┌─ DATA LINES
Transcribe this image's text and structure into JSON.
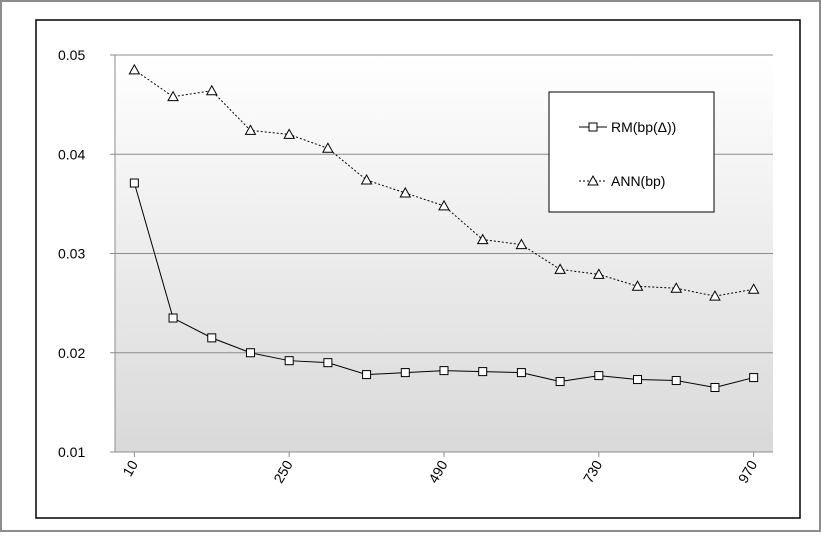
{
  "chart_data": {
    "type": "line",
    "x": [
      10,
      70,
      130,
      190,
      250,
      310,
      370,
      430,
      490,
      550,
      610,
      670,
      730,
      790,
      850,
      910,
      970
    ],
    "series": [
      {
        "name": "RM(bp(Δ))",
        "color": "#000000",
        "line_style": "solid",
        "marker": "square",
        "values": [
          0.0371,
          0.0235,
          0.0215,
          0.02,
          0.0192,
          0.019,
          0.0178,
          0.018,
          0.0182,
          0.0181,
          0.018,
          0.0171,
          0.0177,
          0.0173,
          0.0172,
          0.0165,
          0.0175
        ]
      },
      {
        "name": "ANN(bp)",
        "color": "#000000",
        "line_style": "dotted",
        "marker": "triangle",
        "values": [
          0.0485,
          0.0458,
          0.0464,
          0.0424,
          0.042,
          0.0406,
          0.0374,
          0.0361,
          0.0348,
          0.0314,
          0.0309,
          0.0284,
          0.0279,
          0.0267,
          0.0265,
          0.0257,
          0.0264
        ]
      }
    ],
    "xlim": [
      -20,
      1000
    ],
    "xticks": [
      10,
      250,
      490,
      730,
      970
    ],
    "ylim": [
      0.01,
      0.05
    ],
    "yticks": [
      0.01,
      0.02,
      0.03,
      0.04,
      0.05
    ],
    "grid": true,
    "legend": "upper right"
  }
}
└─
┌─ DATA LINES
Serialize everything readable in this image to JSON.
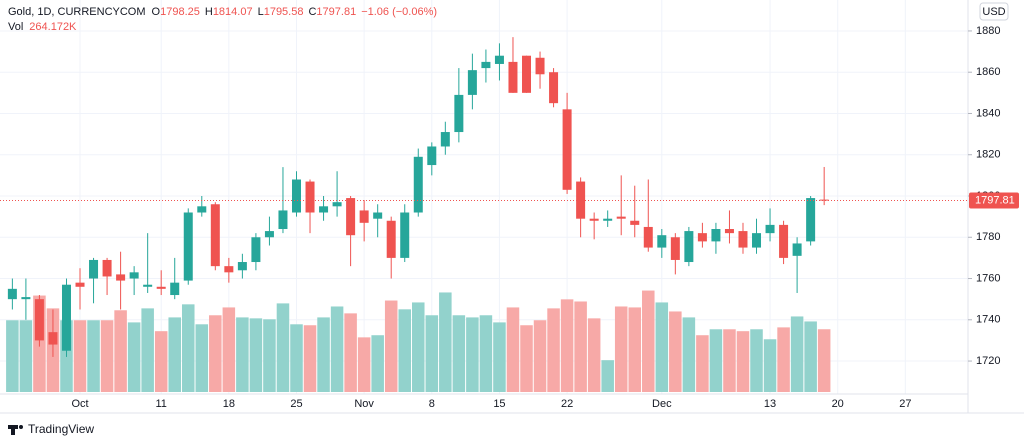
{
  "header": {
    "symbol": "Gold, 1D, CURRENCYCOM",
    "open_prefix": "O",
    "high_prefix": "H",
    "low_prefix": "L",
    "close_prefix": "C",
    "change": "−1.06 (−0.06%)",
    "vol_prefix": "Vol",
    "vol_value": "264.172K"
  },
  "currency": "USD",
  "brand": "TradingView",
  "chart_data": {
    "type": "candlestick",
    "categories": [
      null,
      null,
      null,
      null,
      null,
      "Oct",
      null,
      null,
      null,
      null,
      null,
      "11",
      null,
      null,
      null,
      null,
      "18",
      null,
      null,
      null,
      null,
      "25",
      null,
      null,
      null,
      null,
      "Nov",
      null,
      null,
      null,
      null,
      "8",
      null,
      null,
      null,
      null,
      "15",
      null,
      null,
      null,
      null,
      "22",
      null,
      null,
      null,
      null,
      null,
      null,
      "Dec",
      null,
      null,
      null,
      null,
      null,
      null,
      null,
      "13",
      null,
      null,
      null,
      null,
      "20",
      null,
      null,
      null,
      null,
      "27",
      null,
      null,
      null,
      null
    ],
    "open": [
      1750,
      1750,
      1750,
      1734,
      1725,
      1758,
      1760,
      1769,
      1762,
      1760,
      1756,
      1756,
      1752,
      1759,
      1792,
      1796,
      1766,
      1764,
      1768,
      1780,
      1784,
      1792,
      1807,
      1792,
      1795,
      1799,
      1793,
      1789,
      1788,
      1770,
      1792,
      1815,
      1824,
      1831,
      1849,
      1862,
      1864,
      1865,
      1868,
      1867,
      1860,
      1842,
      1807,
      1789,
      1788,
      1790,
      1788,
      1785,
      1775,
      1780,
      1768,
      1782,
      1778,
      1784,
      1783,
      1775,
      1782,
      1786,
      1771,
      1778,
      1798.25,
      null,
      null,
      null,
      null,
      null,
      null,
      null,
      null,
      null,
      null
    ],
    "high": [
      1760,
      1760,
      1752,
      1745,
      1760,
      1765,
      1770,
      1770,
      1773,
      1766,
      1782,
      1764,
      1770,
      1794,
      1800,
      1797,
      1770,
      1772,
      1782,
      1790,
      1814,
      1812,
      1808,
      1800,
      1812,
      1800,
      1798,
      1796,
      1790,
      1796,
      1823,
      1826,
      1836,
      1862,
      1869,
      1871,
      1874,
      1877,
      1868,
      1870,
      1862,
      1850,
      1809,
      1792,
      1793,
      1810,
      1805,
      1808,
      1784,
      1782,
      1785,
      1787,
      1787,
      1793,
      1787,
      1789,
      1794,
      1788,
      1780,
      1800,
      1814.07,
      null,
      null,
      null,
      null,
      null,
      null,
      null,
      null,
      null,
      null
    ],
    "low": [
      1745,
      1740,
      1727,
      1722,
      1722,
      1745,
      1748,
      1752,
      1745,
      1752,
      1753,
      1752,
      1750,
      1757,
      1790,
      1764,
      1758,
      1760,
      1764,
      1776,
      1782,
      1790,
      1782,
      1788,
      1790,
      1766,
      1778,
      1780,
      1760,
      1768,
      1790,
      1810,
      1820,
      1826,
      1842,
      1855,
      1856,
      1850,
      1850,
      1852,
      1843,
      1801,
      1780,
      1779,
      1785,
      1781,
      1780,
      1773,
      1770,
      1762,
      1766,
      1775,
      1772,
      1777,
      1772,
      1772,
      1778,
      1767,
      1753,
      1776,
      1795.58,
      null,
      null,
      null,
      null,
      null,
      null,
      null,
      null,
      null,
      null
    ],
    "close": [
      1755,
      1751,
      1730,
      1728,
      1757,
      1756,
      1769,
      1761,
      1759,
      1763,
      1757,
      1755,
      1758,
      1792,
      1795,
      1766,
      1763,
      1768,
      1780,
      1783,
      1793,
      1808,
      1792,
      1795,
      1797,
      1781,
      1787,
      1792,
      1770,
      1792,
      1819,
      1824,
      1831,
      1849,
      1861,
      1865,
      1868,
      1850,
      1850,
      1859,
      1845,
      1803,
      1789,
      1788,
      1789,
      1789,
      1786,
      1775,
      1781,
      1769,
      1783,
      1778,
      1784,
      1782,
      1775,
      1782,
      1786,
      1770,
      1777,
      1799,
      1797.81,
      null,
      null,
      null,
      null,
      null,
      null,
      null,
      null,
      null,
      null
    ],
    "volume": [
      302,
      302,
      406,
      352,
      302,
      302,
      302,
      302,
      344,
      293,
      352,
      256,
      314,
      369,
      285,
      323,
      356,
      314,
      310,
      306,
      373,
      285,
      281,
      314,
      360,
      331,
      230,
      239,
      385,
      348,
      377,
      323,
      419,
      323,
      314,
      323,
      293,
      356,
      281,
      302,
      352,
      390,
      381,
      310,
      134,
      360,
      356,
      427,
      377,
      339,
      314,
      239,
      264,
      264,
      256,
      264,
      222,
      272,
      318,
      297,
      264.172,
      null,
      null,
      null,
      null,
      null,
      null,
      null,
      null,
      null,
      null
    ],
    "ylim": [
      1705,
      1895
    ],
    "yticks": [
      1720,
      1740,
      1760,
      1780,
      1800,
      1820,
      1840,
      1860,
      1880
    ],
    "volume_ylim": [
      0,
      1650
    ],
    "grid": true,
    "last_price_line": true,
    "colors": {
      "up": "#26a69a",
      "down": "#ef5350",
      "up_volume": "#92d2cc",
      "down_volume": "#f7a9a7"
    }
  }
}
└─
Check each line of the records for the word "this" and extract those that contain it.

* _COMPLETE RESPONSE_:
Transcribe this image's text and structure into JSON.
Serialize everything readable in this image to JSON.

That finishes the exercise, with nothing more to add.